[Document text — start]
Nottingham Prognostic Index (NPI): Good (≤3.4), Moderate (3.4–5.4), or Poor (>5.4) [43].
Positive Lymph Nodes: Low burden (≤3) vs. High burden (>3) [44].
Tumor Size: Small (<20 mm) vs. Large (≥20 mm) [45].

All available observations were included in Kaplan–Meier and hazard ratio analyses to fully capture observed survival information and preserve clinically meaningful group characteristics. No data balancing or reweighting was performed, as group distributions reflected real-world clinical prevalence, and retaining the original data structure ensured that estimated associations remained representative of observed clinical patterns.

Finally, composite risk groups (low risk vs. high risk) were constructed by combining three clinically significant features identified through this process. Three features were selected for construction of the final low- and high-risk groups to balance prognostic relevance, model stability, and clinical practicality. Limiting the risk model to a small number of consistently identified and routinely available variables improves interpretability and facilitates straightforward application in routine clinical settings. Survival distributions between risk groups were compared using Hazard Ratio, Kaplan–Meier curves, and the log-rank test [3]. The Heart Failure dataset served as the primary analysis, while the METABRIC dataset was used for exploratory validation. The results of these analyses are presented in the following section, highlighting the consistency between machine learning–based feature importance and clinically interpretable survival effects.
[Document text — finish]
[Information provided — start]
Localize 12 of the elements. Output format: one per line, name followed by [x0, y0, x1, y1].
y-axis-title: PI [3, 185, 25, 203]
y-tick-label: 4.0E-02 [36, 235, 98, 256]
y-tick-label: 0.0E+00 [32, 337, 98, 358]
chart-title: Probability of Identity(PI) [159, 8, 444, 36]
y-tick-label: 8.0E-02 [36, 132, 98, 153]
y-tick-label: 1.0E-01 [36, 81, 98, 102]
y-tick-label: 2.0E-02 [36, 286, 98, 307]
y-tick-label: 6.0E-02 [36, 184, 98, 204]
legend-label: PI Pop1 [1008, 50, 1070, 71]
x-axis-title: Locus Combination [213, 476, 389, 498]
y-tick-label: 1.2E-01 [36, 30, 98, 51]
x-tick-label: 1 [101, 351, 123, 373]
[Information provided — finish]
- [Task 1] In the survival analysis text, list every method named for comparing survival distributions between the risk groups.
- [Task 2] Write the next part of the survival analysis text, picking up after its last sentence.

- [Response area 1] Hazard Ratio, Kaplan–Meier curves, the log-rank test

- [Response area 2]
Figure 1. Unified workflow integrating machine learning–based feature selection with survival analysis to enable clinically interpretable risk stratification. The process progresses from machine learning–driven feature selection in high-dimensional data (blue), to identification and statistical validation of key prognostic variables (yellow) and culminates in clinical risk group classification (pink).

3. Result

3.1. Heart Failure Analysis

We evaluated feature importance across three survival modeling approaches: GBM-Cox, RSF, and LASSO-Cox. Across the tree-based models (GBM and RSF), serum creatinine, ejection fraction, and age consistently emerged as the most influential predictors of overall survival time. In contrast, the LASSO-Cox model identified high blood pressure, anemia, and serum creatine as the primary predictors (Figure 2). The prominence of serum creatinine and ejection fraction as key prognostic factors is consistent with prior studies in heart failure survival analysis [6]. These differences in selected features reflect the underlying algorithmic characteristics of each modeling approach. Tree-based models capture non-linear relationships and interactions among variables, whereas LASSO imposes coefficient shrinkage and favors a sparse linear representation. As a result, LASSO may select high blood pressure as a single representative marker of cardiovascular risk while shrinking correlated variables, such as ejection fraction, toward zero.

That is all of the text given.